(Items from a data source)
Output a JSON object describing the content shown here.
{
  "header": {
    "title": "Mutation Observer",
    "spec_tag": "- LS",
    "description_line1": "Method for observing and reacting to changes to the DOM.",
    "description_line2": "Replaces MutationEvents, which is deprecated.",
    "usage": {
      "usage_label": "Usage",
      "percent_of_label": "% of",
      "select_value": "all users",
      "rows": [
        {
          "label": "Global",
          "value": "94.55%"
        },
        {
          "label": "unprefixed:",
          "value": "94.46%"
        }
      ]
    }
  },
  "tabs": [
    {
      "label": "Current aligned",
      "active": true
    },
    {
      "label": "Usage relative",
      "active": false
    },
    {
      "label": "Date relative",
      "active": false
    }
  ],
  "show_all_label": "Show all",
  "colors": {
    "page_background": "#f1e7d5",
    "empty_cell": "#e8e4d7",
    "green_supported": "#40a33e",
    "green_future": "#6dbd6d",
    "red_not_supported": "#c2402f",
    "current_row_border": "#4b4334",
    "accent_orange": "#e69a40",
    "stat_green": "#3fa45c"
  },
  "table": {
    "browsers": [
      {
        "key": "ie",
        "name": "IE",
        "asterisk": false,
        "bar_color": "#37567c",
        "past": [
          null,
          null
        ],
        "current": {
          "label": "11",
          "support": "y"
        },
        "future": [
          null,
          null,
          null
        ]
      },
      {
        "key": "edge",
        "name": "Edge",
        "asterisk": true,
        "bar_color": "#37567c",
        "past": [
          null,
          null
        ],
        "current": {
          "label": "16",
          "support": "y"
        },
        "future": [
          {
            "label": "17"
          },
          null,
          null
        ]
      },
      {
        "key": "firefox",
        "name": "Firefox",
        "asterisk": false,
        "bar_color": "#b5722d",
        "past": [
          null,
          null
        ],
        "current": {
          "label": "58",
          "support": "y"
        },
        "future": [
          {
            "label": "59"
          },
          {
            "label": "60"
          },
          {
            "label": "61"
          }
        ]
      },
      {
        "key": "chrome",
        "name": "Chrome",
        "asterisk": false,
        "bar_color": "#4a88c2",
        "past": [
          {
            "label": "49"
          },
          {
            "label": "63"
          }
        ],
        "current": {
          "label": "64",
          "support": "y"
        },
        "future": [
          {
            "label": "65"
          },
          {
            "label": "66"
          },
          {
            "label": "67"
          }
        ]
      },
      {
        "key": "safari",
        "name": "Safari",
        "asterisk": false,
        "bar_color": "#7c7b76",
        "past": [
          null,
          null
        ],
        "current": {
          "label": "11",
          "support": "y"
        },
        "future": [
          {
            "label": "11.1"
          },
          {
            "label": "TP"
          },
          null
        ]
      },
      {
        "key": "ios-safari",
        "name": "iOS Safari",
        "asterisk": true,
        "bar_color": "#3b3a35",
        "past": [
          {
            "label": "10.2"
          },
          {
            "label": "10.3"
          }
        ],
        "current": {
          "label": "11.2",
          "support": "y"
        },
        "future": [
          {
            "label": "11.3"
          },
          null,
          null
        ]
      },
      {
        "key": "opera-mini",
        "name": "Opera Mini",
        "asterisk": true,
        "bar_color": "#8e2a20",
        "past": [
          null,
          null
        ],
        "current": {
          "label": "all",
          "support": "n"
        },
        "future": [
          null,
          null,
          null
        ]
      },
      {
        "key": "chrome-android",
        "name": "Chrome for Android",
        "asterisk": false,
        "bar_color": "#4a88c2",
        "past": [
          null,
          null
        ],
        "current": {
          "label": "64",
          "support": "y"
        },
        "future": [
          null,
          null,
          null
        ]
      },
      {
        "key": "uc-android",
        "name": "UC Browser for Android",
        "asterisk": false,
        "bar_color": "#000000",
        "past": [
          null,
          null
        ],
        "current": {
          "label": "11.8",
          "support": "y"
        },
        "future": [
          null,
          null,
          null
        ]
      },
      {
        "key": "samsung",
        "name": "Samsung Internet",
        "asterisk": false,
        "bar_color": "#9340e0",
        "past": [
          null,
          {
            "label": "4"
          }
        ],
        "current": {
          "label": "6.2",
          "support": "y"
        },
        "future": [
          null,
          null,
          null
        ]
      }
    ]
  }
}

■ PROBLEM ■
Without leaving anything out, give the entries again exactly.

■ TASK SOLUTION ■
Output a JSON object describing the content shown here.
{
  "header": {
    "title": "Mutation Observer",
    "spec_tag": "- LS",
    "description_line1": "Method for observing and reacting to changes to the DOM.",
    "description_line2": "Replaces MutationEvents, which is deprecated.",
    "usage": {
      "usage_label": "Usage",
      "percent_of_label": "% of",
      "select_value": "all users",
      "rows": [
        {
          "label": "Global",
          "value": "94.55%"
        },
        {
          "label": "unprefixed:",
          "value": "94.46%"
        }
      ]
    }
  },
  "tabs": [
    {
      "label": "Current aligned",
      "active": true
    },
    {
      "label": "Usage relative",
      "active": false
    },
    {
      "label": "Date relative",
      "active": false
    }
  ],
  "show_all_label": "Show all",
  "colors": {
    "page_background": "#f1e7d5",
    "empty_cell": "#e8e4d7",
    "green_supported": "#40a33e",
    "green_future": "#6dbd6d",
    "red_not_supported": "#c2402f",
    "current_row_border": "#4b4334",
    "accent_orange": "#e69a40",
    "stat_green": "#3fa45c"
  },
  "table": {
    "browsers": [
      {
        "key": "ie",
        "name": "IE",
        "asterisk": false,
        "bar_color": "#37567c",
        "past": [
          null,
          null
        ],
        "current": {
          "label": "11",
          "support": "y"
        },
        "future": [
          null,
          null,
          null
        ]
      },
      {
        "key": "edge",
        "name": "Edge",
        "asterisk": true,
        "bar_color": "#37567c",
        "past": [
          null,
          null
        ],
        "current": {
          "label": "16",
          "support": "y"
        },
        "future": [
          {
            "label": "17"
          },
          null,
          null
        ]
      },
      {
        "key": "firefox",
        "name": "Firefox",
        "asterisk": false,
        "bar_color": "#b5722d",
        "past": [
          null,
          null
        ],
        "current": {
          "label": "58",
          "support": "y"
        },
        "future": [
          {
            "label": "59"
          },
          {
            "label": "60"
          },
          {
            "label": "61"
          }
        ]
      },
      {
        "key": "chrome",
        "name": "Chrome",
        "asterisk": false,
        "bar_color": "#4a88c2",
        "past": [
          {
            "label": "49"
          },
          {
            "label": "63"
          }
        ],
        "current": {
          "label": "64",
          "support": "y"
        },
        "future": [
          {
            "label": "65"
          },
          {
            "label": "66"
          },
          {
            "label": "67"
          }
        ]
      },
      {
        "key": "safari",
        "name": "Safari",
        "asterisk": false,
        "bar_color": "#7c7b76",
        "past": [
          null,
          null
        ],
        "current": {
          "label": "11",
          "support": "y"
        },
        "future": [
          {
            "label": "11.1"
          },
          {
            "label": "TP"
          },
          null
        ]
      },
      {
        "key": "ios-safari",
        "name": "iOS Safari",
        "asterisk": true,
        "bar_color": "#3b3a35",
        "past": [
          {
            "label": "10.2"
          },
          {
            "label": "10.3"
          }
        ],
        "current": {
          "label": "11.2",
          "support": "y"
        },
        "future": [
          {
            "label": "11.3"
          },
          null,
          null
        ]
      },
      {
        "key": "opera-mini",
        "name": "Opera Mini",
        "asterisk": true,
        "bar_color": "#8e2a20",
        "past": [
          null,
          null
        ],
        "current": {
          "label": "all",
          "support": "n"
        },
        "future": [
          null,
          null,
          null
        ]
      },
      {
        "key": "chrome-android",
        "name": "Chrome for Android",
        "asterisk": false,
        "bar_color": "#4a88c2",
        "past": [
          null,
          null
        ],
        "current": {
          "label": "64",
          "support": "y"
        },
        "future": [
          null,
          null,
          null
        ]
      },
      {
        "key": "uc-android",
        "name": "UC Browser for Android",
        "asterisk": false,
        "bar_color": "#000000",
        "past": [
          null,
          null
        ],
        "current": {
          "label": "11.8",
          "support": "y"
        },
        "future": [
          null,
          null,
          null
        ]
      },
      {
        "key": "samsung",
        "name": "Samsung Internet",
        "asterisk": false,
        "bar_color": "#9340e0",
        "past": [
          null,
          {
            "label": "4"
          }
        ],
        "current": {
          "label": "6.2",
          "support": "y"
        },
        "future": [
          null,
          null,
          null
        ]
      }
    ]
  }
}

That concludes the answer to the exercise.